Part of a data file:
++++++++++++++++++++

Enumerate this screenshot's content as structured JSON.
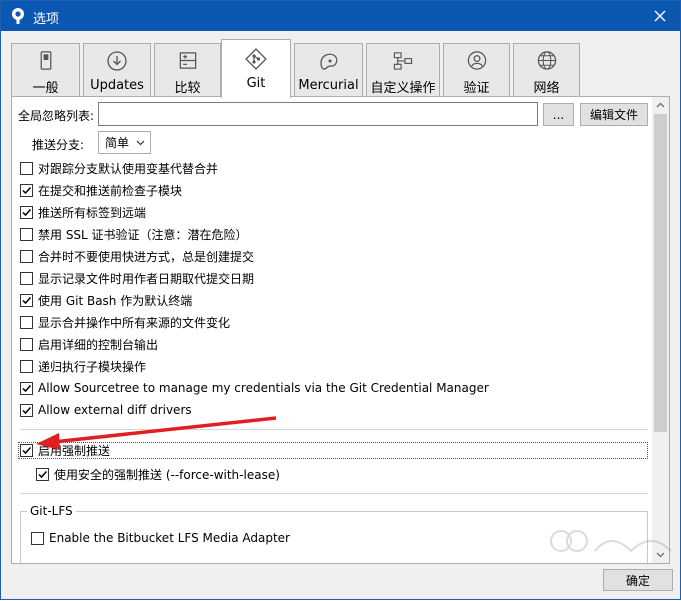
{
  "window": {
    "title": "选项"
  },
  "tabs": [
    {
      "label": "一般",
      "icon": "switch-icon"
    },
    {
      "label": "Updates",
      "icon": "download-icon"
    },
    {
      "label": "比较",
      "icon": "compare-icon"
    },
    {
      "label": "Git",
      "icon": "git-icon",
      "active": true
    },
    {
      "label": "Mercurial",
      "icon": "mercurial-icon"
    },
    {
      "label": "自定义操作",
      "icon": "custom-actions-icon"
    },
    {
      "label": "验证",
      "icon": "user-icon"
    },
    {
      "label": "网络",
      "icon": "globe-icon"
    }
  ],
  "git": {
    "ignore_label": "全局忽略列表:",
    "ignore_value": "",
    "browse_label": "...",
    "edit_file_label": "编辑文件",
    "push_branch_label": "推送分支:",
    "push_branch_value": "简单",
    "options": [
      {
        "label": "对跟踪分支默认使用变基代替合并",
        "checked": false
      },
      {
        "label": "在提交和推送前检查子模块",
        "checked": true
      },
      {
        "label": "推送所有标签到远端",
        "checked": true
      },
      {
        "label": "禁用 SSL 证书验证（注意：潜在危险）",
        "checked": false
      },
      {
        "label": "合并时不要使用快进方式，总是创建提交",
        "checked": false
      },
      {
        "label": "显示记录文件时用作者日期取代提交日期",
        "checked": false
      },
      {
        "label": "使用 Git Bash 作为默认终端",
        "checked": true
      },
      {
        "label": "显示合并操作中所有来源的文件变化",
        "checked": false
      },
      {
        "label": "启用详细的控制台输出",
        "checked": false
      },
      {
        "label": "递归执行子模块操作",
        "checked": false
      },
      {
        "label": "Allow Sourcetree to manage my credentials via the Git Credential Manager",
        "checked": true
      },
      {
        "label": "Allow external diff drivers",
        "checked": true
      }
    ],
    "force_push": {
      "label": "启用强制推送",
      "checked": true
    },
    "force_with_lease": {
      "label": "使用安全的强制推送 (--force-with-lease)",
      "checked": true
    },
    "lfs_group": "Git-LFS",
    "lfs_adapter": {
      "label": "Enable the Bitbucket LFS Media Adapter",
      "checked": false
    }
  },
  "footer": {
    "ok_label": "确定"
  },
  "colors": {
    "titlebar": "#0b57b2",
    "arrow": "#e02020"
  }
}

++++++++++++++++++++

Where a line in the entries holds the word "icon", copy that line.

      "icon": "switch-icon"
      "icon": "download-icon"
      "icon": "compare-icon"
      "icon": "git-icon",
      "icon": "mercurial-icon"
      "icon": "custom-actions-icon"
      "icon": "user-icon"
      "icon": "globe-icon"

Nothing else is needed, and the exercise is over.